What you are asked to do:
Below are some entries. Count how many of their lines include "boxes", then give that number only.

Data under study:
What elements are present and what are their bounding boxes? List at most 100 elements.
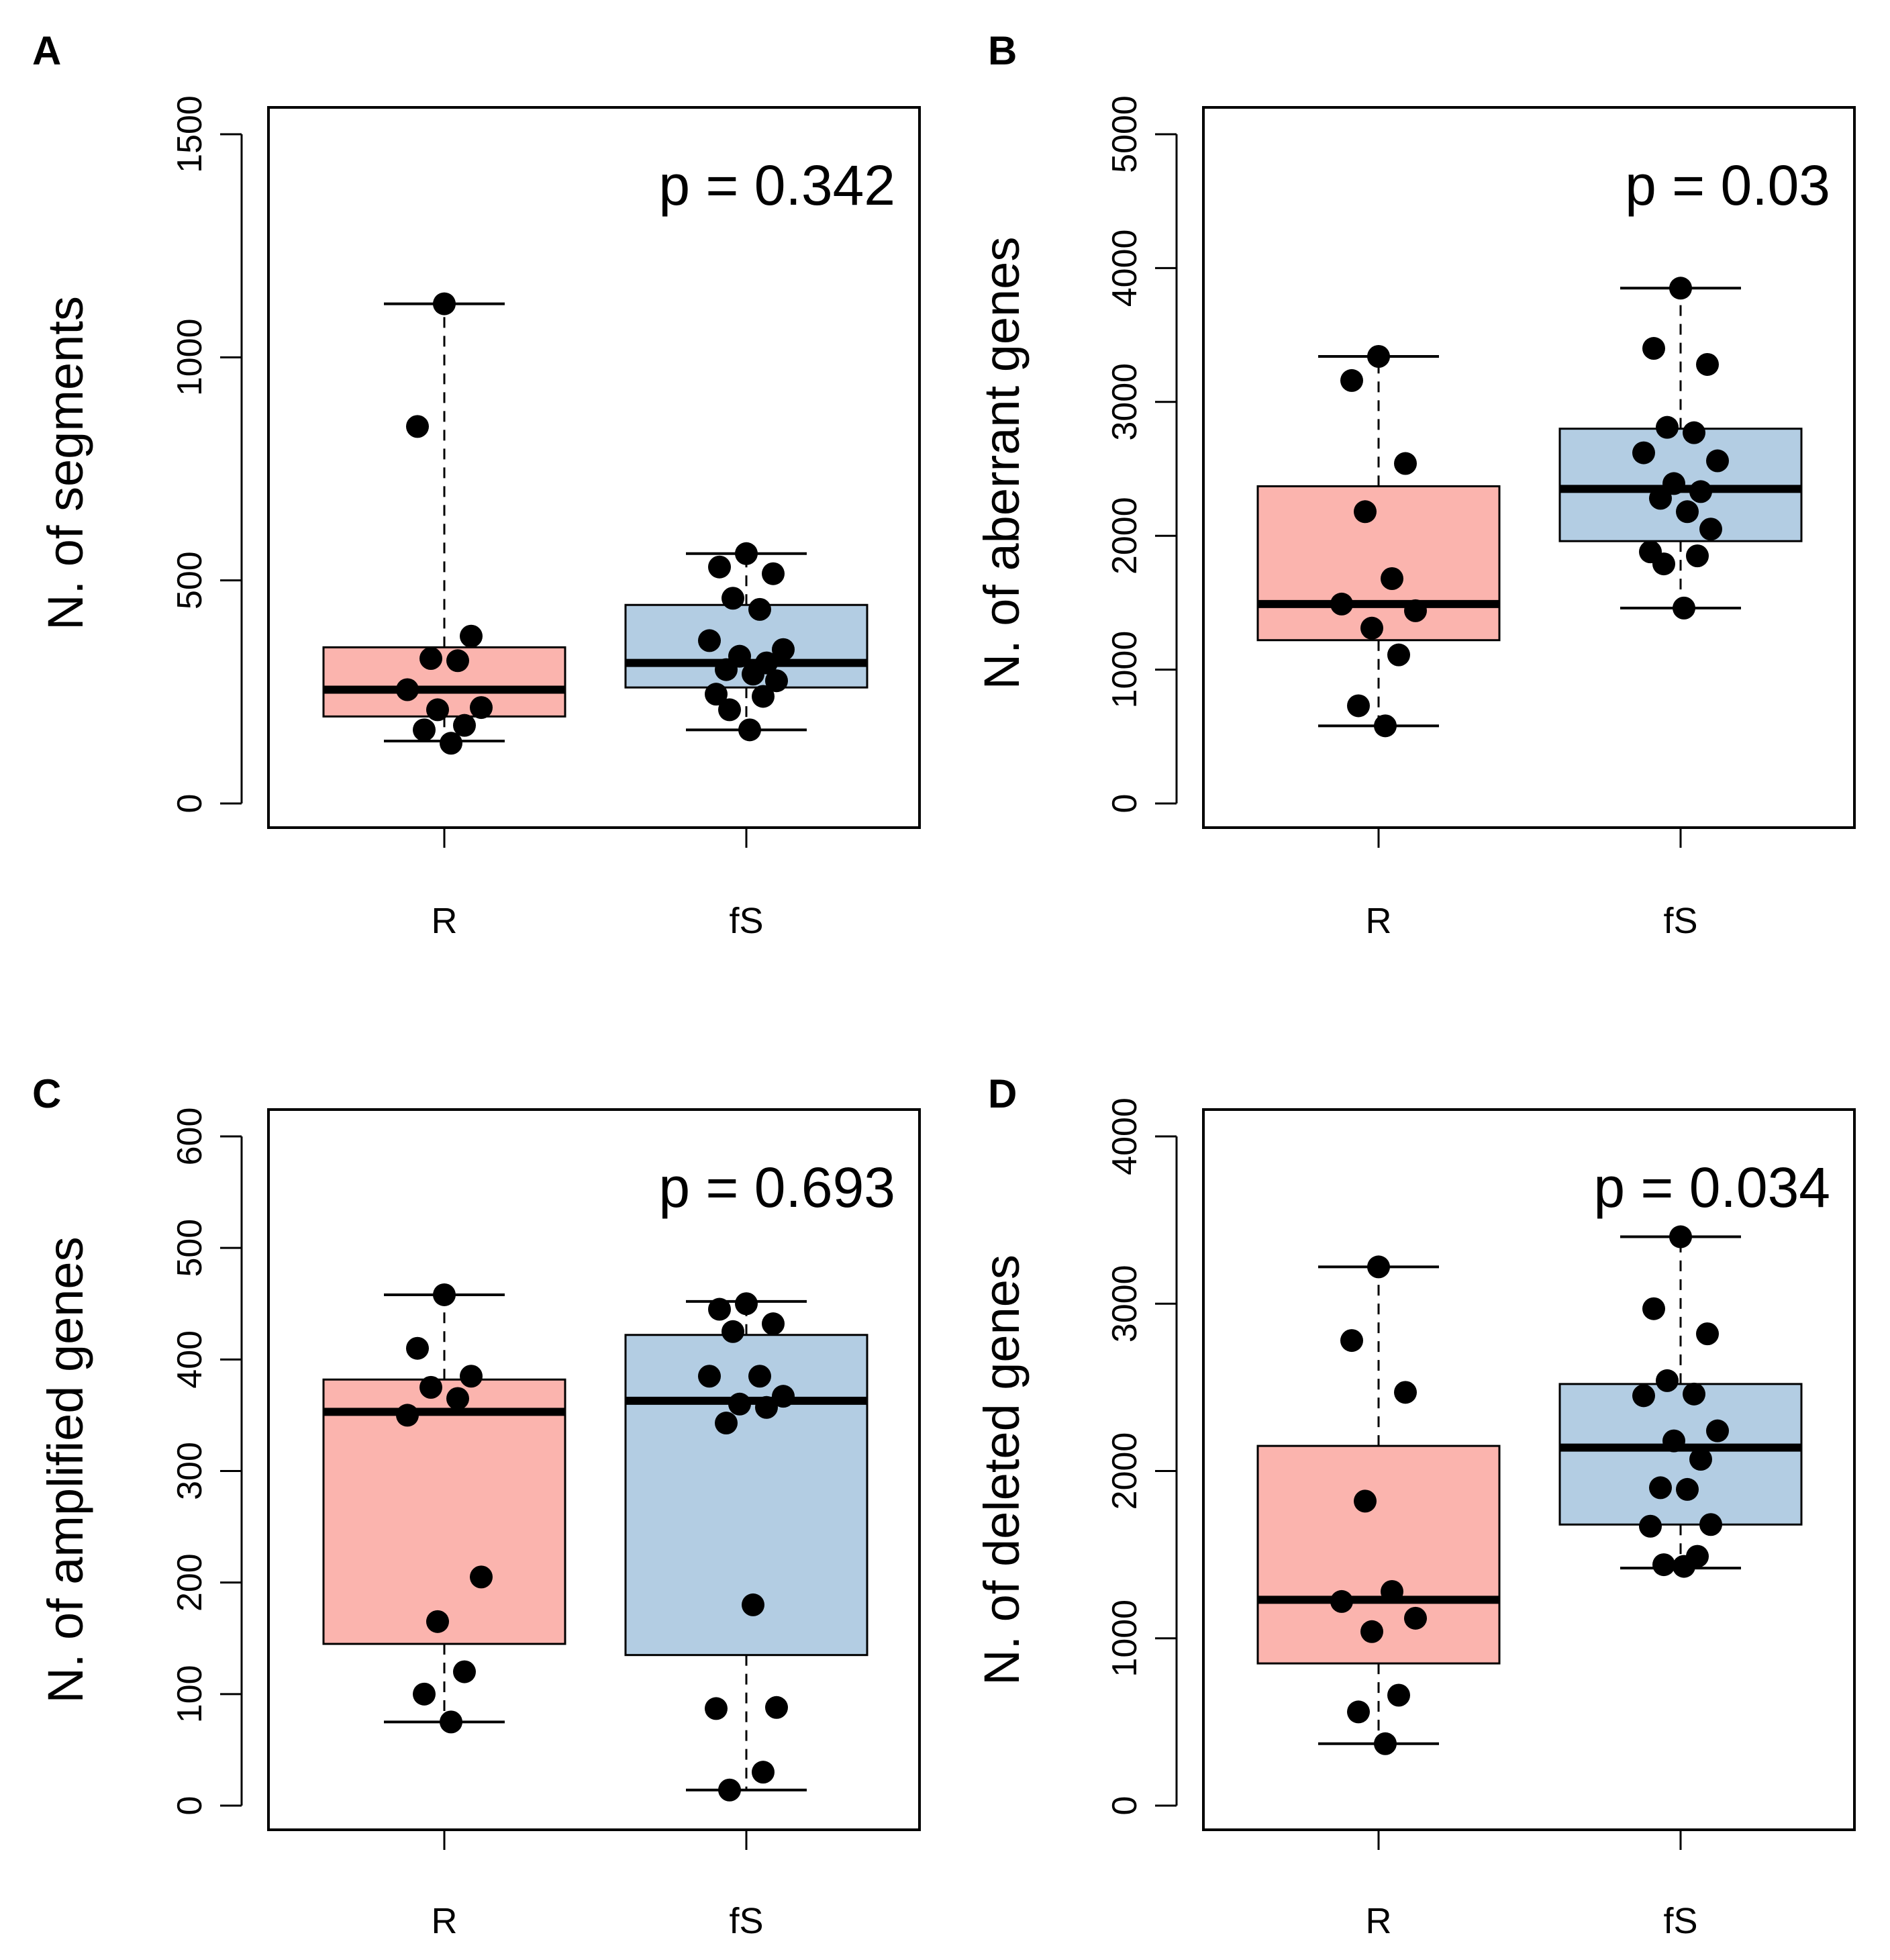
x-tick-label-r: R bbox=[1366, 901, 1392, 941]
data-point bbox=[742, 1593, 764, 1616]
group-fs bbox=[624, 1292, 868, 1802]
data-point bbox=[1360, 616, 1383, 640]
data-point bbox=[738, 718, 761, 742]
data-point bbox=[1330, 592, 1353, 616]
data-point bbox=[1686, 544, 1709, 568]
y-tick-label: 1500 bbox=[170, 95, 209, 173]
data-point bbox=[722, 587, 744, 610]
data-point bbox=[419, 646, 442, 670]
data-point bbox=[755, 1395, 778, 1419]
x-axis-c: R fS bbox=[432, 1830, 764, 1941]
p-value-d: p = 0.034 bbox=[1593, 1156, 1830, 1219]
group-r bbox=[322, 292, 566, 755]
x-tick-label-fs: fS bbox=[729, 1901, 763, 1941]
data-point bbox=[433, 1283, 456, 1306]
data-point bbox=[1673, 596, 1695, 620]
data-point bbox=[1330, 1589, 1353, 1613]
data-point bbox=[460, 624, 483, 648]
data-point bbox=[772, 1385, 795, 1408]
plot-frame-a bbox=[267, 106, 921, 829]
data-point bbox=[762, 1312, 785, 1336]
data-point bbox=[1662, 1429, 1685, 1453]
x-tick-label-r: R bbox=[432, 901, 458, 941]
panel-d: D N. of deleted genes 01000200030004000 … bbox=[974, 1071, 1856, 1941]
group-r bbox=[1256, 1255, 1501, 1755]
data-point bbox=[708, 555, 731, 579]
y-tick-label: 1000 bbox=[1105, 1600, 1144, 1677]
data-point bbox=[1404, 599, 1427, 622]
data-point bbox=[765, 669, 788, 693]
p-value-b: p = 0.03 bbox=[1625, 154, 1830, 217]
data-point bbox=[715, 1412, 738, 1435]
y-axis-b: 0 1000 2000 3000 4000 5000 bbox=[1105, 95, 1178, 813]
data-point bbox=[715, 658, 738, 681]
panel-c: C N. of amplified genes 0 100 200 300 400 500… bbox=[32, 1071, 921, 1941]
panel-b: B N. of aberrant genes 0 1000 2000 3000 4000… bbox=[974, 28, 1856, 941]
data-point bbox=[735, 542, 758, 565]
data-point bbox=[1642, 1297, 1665, 1320]
y-axis-label-a: N. of segments bbox=[38, 296, 93, 630]
boxes-b bbox=[1256, 277, 1803, 738]
data-point bbox=[1394, 452, 1417, 475]
p-value-a: p = 0.342 bbox=[658, 154, 895, 217]
data-point bbox=[752, 1761, 775, 1784]
data-point bbox=[1632, 1384, 1655, 1408]
data-point bbox=[718, 698, 741, 722]
data-point bbox=[1387, 643, 1410, 667]
data-point bbox=[1656, 415, 1679, 439]
group-fs bbox=[624, 542, 868, 742]
boxes-c bbox=[322, 1283, 868, 1802]
data-point bbox=[705, 683, 728, 706]
y-tick-label: 100 bbox=[170, 1665, 209, 1723]
data-point bbox=[453, 1660, 476, 1683]
y-tick-label: 1000 bbox=[1105, 631, 1144, 709]
data-point bbox=[1340, 369, 1363, 392]
y-axis-c: 0 100 200 300 400 500 600 bbox=[170, 1108, 243, 1815]
boxes-a bbox=[322, 292, 868, 755]
data-point bbox=[1367, 345, 1390, 369]
y-tick-label: 3000 bbox=[1105, 363, 1144, 441]
data-point bbox=[396, 1404, 419, 1427]
data-point bbox=[1652, 1553, 1675, 1577]
data-point bbox=[1699, 1513, 1722, 1536]
data-point bbox=[446, 1387, 469, 1410]
data-point bbox=[1706, 449, 1729, 473]
data-point bbox=[1360, 1620, 1383, 1643]
data-point bbox=[406, 1336, 429, 1360]
data-point bbox=[708, 1297, 731, 1321]
plot-frame-b bbox=[1202, 106, 1856, 829]
data-point bbox=[742, 663, 764, 686]
data-point bbox=[1381, 567, 1403, 591]
data-point bbox=[1673, 1555, 1695, 1578]
data-point bbox=[1649, 487, 1672, 510]
data-point bbox=[718, 1778, 741, 1802]
data-point bbox=[1706, 1419, 1729, 1442]
data-point bbox=[1676, 500, 1699, 524]
y-axis-label-b: N. of aberrant genes bbox=[974, 237, 1030, 690]
data-point bbox=[446, 649, 469, 673]
data-point bbox=[705, 1697, 728, 1720]
data-point bbox=[396, 678, 419, 701]
data-point bbox=[1689, 480, 1712, 503]
y-tick-label: 2000 bbox=[1105, 497, 1144, 575]
data-point bbox=[1367, 1255, 1390, 1279]
data-point bbox=[1683, 421, 1705, 444]
data-point bbox=[748, 1365, 771, 1388]
data-point bbox=[440, 1710, 462, 1734]
boxes-d bbox=[1256, 1225, 1803, 1755]
data-point bbox=[1394, 1381, 1417, 1404]
data-point bbox=[406, 415, 429, 438]
data-point bbox=[1642, 337, 1665, 360]
data-point bbox=[698, 1365, 721, 1388]
data-point bbox=[1699, 518, 1722, 541]
data-point bbox=[1683, 1382, 1705, 1406]
group-r bbox=[322, 1283, 566, 1734]
y-tick-label: 4000 bbox=[1105, 230, 1144, 307]
data-point bbox=[1387, 1683, 1410, 1707]
data-point bbox=[765, 1696, 788, 1719]
data-point bbox=[1649, 1476, 1672, 1500]
y-tick-label: 0 bbox=[170, 794, 209, 814]
data-point bbox=[1340, 1329, 1363, 1353]
panel-a: A N. of segments 0 500 1000 1500 R fS p = 0… bbox=[32, 28, 921, 941]
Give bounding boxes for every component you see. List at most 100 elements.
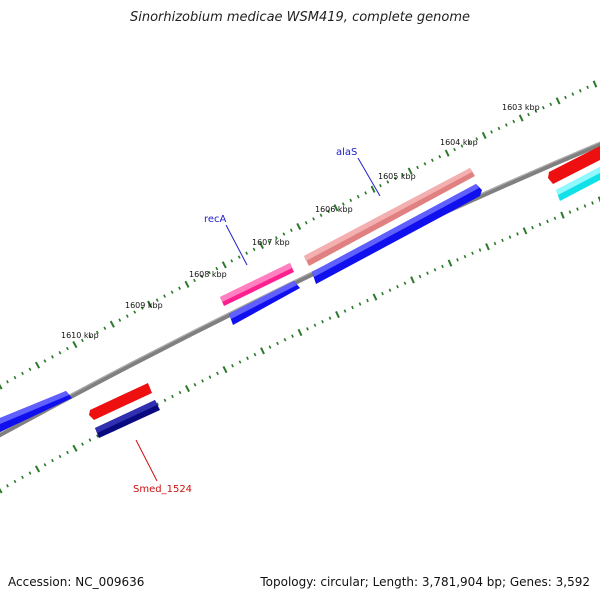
gene-red-left[interactable] bbox=[89, 383, 152, 420]
gene-blue-alaS-track[interactable] bbox=[312, 184, 482, 284]
gene-navy-smed1524[interactable] bbox=[95, 400, 160, 438]
lower-tick-78 bbox=[583, 204, 587, 208]
upper-tick-78 bbox=[578, 89, 582, 93]
lower-tick-35 bbox=[260, 347, 265, 355]
lower-tick-75 bbox=[560, 211, 565, 219]
lower-tick-0 bbox=[0, 487, 3, 494]
lower-tick-29 bbox=[216, 371, 219, 376]
upper-tick-13 bbox=[95, 330, 99, 334]
lower-tick-66 bbox=[493, 241, 497, 246]
upper-tick-28 bbox=[207, 270, 211, 275]
lower-tick-79 bbox=[591, 201, 594, 205]
upper-tick-2 bbox=[13, 375, 17, 380]
upper-tick-65 bbox=[481, 131, 487, 140]
lower-tick-4 bbox=[28, 471, 32, 475]
upper-tick-41 bbox=[304, 221, 308, 225]
upper-tick-63 bbox=[468, 140, 471, 145]
lower-tick-26 bbox=[193, 383, 197, 387]
upper-tick-55 bbox=[407, 167, 413, 175]
upper-tick-76 bbox=[564, 95, 567, 100]
upper-tick-74 bbox=[549, 102, 553, 107]
gene-cyan-right[interactable] bbox=[556, 167, 600, 201]
gene-label-smed1524[interactable]: Smed_1524 bbox=[133, 484, 192, 495]
map-title: Sinorhizobium medicae WSM419, complete g… bbox=[129, 10, 471, 25]
upper-tick-47 bbox=[349, 198, 353, 203]
upper-tick-26 bbox=[193, 278, 196, 283]
gene-label-recA[interactable]: recA bbox=[204, 214, 227, 225]
lower-tick-45 bbox=[335, 310, 340, 319]
upper-tick-22 bbox=[163, 294, 167, 298]
lower-tick-64 bbox=[478, 248, 482, 252]
upper-tick-1 bbox=[6, 380, 9, 384]
upper-tick-58 bbox=[430, 158, 434, 162]
upper-tick-62 bbox=[460, 144, 464, 148]
upper-tick-7 bbox=[51, 355, 54, 359]
lower-tick-30 bbox=[222, 365, 228, 374]
lower-tick-40 bbox=[297, 328, 303, 337]
lower-tick-36 bbox=[268, 345, 272, 349]
lower-tick-12 bbox=[88, 438, 92, 442]
upper-tick-80 bbox=[592, 80, 598, 88]
lower-tick-71 bbox=[531, 225, 534, 230]
gene-red-right[interactable] bbox=[548, 146, 600, 184]
lower-tick-54 bbox=[403, 281, 407, 285]
upper-tick-45 bbox=[333, 204, 339, 212]
leader-alaS bbox=[357, 157, 381, 197]
upper-tick-25 bbox=[184, 280, 190, 288]
upper-tick-20 bbox=[147, 300, 153, 308]
lower-tick-48 bbox=[358, 302, 362, 306]
lower-tick-59 bbox=[441, 264, 444, 269]
upper-tick-39 bbox=[289, 228, 293, 232]
upper-tick-66 bbox=[490, 130, 493, 134]
lower-tick-44 bbox=[328, 316, 332, 320]
upper-tick-43 bbox=[319, 213, 323, 217]
upper-tick-68 bbox=[504, 123, 508, 127]
lower-tick-43 bbox=[321, 319, 324, 324]
upper-tick-61 bbox=[453, 147, 456, 152]
lower-tick-8 bbox=[58, 454, 62, 459]
lower-tick-10 bbox=[72, 444, 78, 452]
lower-tick-27 bbox=[201, 379, 204, 383]
gene-blue-left[interactable] bbox=[0, 391, 72, 432]
upper-tick-33 bbox=[245, 251, 249, 255]
gene-recA[interactable] bbox=[220, 263, 294, 306]
tick-label-1609: 1609 kbp bbox=[125, 301, 163, 310]
leader-smed1524 bbox=[135, 439, 158, 482]
lower-tick-80 bbox=[597, 196, 600, 203]
upper-tick-19 bbox=[140, 306, 144, 310]
lower-tick-1 bbox=[6, 484, 9, 488]
upper-tick-0 bbox=[0, 383, 3, 390]
upper-tick-79 bbox=[586, 85, 589, 90]
lower-tick-55 bbox=[410, 276, 415, 284]
gene-label-alaS[interactable]: alaS bbox=[336, 147, 357, 158]
accession-text: Accession: NC_009636 bbox=[8, 575, 145, 589]
gene-blue-recA-track[interactable] bbox=[229, 281, 300, 325]
upper-tick-5 bbox=[34, 361, 41, 369]
gene-alaS[interactable] bbox=[304, 168, 475, 266]
lower-tick-68 bbox=[508, 235, 512, 239]
upper-tick-3 bbox=[21, 371, 24, 376]
upper-tick-67 bbox=[497, 126, 501, 131]
upper-tick-31 bbox=[230, 259, 234, 263]
lower-tick-3 bbox=[21, 475, 24, 479]
lower-tick-57 bbox=[426, 271, 429, 275]
upper-tick-23 bbox=[170, 290, 174, 294]
lower-tick-13 bbox=[96, 434, 99, 438]
lower-tick-50 bbox=[372, 293, 378, 301]
lower-tick-76 bbox=[568, 210, 572, 214]
lower-tick-34 bbox=[253, 352, 257, 357]
upper-tick-49 bbox=[364, 191, 368, 195]
tick-label-1608: 1608 kbp bbox=[189, 270, 227, 279]
lower-tick-46 bbox=[343, 309, 347, 313]
upper-tick-24 bbox=[178, 286, 181, 290]
genome-backbone-highlight bbox=[0, 141, 600, 434]
upper-tick-71 bbox=[527, 112, 530, 117]
upper-tick-57 bbox=[423, 162, 427, 166]
lower-tick-24 bbox=[178, 390, 182, 395]
lower-tick-61 bbox=[456, 258, 459, 262]
upper-tick-44 bbox=[327, 209, 330, 214]
upper-tick-60 bbox=[444, 149, 450, 157]
tick-label-1604: 1604 kbp bbox=[440, 138, 478, 147]
upper-tick-38 bbox=[282, 232, 286, 236]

Your solution:
6